Job
In the forum thread on sidewalk snow machines, copy the passage word for word, beginning at the words "I have always" and ending after the words "when you update.".

Given text
┄┄┄┄┄┄┄┄┄┄┄┄┄┄┄┄┄┄┄┄

# Sidewalk Snow Machine?



## Broncslefty7 (Jul 14, 2014)

we are finally starting to grow into a decent sized snow company. i have never had any issues pricing parking lots and salt etc. however with the sidewalks, how much sidewalk justifies a sidewalk machine? currently i have about 1/2 mile of walks total in one area we take care of where all of the accounts are rite next to each other. all of these walks take 2-3 guys maybe 3 hours total over the course of a storm and i bill $485.00 total for the walks for all of the properties together. i cant really think of an account in my area that would justify needing a side walk machine. the town guys around here use them on city walks and stuff like that but i think i have maybe seen 2-3 companies using the sidewalk machines in our area on huge stuff like malls.

What do you guys think? how much sidewalk justifies a sidewalk machine, or how much are you looking to bill on walks per storm if your using a sidewalk machine?

Thanks for any info gentlemen.


----------



## rick W (Dec 17, 2015)

I have always hated sidewalks. First thing customers moan about, biggest risk area for slips, and biggest pain to get staff in for.
I find having toro single stage blowers and an atv with plow seems to take 90% of headache away. Still some hand work but i would rather spend $ on machines then on labour that might not show etc. Without getting a 10 or 20K machine, buy a decent used atv, put on a plow and see how it works for a year. A nice atv can be had 5k, buy it well, take care of it, maybe use for some fun stuff too and sell in 2 years for most of what you paid. Works for me $500 toro blowers are good for 4 years... So for 7k you got an atv and a couple nice blowers. Life just got easy without a big spend and over half the money will come back in a couple years when you update.


----------



## Broncslefty7 (Jul 14, 2014)

yeah, my thoughts are with an ATV i would have a guy come in for an hour? because id think that is all it really takes with a snow machine.


----------



## rick W (Dec 17, 2015)

Atv isnt perfect but saves a lot of time and is cheap. Ours actually has a brine tank on the back (cheap $250) and when they plow the long straight aways, it sprays behind. Saves a ton of time hand shoveling and walking with pails of salt. I would rather have a guy in for an hour and pay him for 4 and get the job done fast and easy where he is happy than always a battle getting people in and moaning etc. Just a tip, you dont need a monster machine a 300-700cc is plenty the montsters are too bulky plowing in my opinion


----------



## ktfbgb (Jan 31, 2016)

┄┄┄┄┄┄┄┄┄┄┄┄┄┄┄┄┄┄┄┄

Provided data

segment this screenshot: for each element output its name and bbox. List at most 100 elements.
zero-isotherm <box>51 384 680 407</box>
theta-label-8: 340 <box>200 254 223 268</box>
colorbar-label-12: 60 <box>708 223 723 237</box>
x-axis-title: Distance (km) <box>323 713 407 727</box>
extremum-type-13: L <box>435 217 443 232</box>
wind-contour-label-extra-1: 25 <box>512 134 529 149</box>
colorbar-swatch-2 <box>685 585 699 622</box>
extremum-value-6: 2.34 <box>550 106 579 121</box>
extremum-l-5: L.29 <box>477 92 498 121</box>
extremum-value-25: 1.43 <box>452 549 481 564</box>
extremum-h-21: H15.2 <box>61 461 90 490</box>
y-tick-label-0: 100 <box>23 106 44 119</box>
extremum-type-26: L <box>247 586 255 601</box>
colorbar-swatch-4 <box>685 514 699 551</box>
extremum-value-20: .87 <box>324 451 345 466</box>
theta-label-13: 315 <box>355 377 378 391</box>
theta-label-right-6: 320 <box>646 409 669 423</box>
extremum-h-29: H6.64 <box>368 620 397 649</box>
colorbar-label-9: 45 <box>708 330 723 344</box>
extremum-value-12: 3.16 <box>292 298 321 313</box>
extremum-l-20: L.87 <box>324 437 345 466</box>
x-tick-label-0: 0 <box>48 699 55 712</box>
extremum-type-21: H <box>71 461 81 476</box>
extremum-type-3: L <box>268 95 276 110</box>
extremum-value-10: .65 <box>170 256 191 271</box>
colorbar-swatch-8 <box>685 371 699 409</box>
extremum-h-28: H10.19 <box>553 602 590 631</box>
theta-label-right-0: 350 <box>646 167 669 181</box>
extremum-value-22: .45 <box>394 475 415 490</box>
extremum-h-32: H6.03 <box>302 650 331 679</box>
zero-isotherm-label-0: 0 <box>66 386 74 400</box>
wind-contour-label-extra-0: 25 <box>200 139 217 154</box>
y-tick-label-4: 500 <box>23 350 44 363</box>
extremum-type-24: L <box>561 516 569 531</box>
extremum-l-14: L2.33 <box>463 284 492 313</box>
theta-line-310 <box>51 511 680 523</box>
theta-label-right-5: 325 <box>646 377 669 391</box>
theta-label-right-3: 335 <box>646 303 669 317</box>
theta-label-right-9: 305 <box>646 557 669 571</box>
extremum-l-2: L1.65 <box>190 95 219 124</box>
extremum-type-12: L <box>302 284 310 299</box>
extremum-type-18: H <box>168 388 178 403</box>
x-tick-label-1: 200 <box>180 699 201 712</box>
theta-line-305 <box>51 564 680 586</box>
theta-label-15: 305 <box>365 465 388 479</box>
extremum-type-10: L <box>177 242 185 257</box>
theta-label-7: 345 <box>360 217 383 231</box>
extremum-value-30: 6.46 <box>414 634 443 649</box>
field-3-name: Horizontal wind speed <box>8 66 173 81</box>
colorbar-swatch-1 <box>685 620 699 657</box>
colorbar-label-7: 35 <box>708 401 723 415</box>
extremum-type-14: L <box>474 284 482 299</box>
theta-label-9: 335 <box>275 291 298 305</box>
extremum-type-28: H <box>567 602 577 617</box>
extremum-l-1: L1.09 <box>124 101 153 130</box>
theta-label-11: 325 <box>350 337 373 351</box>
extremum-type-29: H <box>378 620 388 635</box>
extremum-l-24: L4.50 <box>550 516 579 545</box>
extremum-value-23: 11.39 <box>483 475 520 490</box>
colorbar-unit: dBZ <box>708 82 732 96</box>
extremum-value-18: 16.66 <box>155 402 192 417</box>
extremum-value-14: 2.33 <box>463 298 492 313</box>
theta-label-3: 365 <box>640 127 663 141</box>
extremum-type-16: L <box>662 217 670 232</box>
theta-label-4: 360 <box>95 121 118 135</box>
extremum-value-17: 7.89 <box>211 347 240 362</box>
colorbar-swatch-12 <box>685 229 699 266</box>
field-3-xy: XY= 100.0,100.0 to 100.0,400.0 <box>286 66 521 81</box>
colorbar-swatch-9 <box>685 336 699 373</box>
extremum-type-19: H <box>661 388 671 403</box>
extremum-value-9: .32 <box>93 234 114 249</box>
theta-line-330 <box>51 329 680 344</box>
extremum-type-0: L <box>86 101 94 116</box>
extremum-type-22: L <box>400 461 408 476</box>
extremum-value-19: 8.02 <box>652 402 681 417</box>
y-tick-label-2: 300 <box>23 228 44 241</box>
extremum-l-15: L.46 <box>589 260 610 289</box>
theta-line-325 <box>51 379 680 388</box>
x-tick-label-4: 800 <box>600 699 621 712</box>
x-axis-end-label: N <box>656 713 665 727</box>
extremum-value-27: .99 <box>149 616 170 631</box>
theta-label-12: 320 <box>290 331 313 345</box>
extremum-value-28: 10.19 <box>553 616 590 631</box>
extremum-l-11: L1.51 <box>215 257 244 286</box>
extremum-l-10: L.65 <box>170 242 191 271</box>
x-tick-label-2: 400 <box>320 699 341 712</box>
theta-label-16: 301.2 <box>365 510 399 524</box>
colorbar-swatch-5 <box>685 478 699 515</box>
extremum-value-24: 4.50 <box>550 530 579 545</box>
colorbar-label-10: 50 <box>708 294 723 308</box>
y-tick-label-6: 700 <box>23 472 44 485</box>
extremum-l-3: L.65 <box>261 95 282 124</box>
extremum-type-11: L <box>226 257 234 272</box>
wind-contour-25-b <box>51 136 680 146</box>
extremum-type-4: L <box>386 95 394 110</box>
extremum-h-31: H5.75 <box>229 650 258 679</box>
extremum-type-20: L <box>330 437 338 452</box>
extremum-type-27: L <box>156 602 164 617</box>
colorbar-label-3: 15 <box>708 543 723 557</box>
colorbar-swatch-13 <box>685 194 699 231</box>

┄┄┄┄┄┄┄┄┄┄┄┄┄┄┄┄┄┄┄┄

The response
I have always hated sidewalks. First thing customers moan about, biggest risk area for slips, and biggest pain to get staff in for.
I find having toro single stage blowers and an atv with plow seems to take 90% of headache away. Still some hand work but i would rather spend $ on machines then on labour that might not show etc. Without getting a 10 or 20K machine, buy a decent used atv, put on a plow and see how it works for a year. A nice atv can be had 5k, buy it well, take care of it, maybe use for some fun stuff too and sell in 2 years for most of what you paid. Works for me $500 toro blowers are good for 4 years... So for 7k you got an atv and a couple nice blowers. Life just got easy without a big spend and over half the money will come back in a couple years when you update.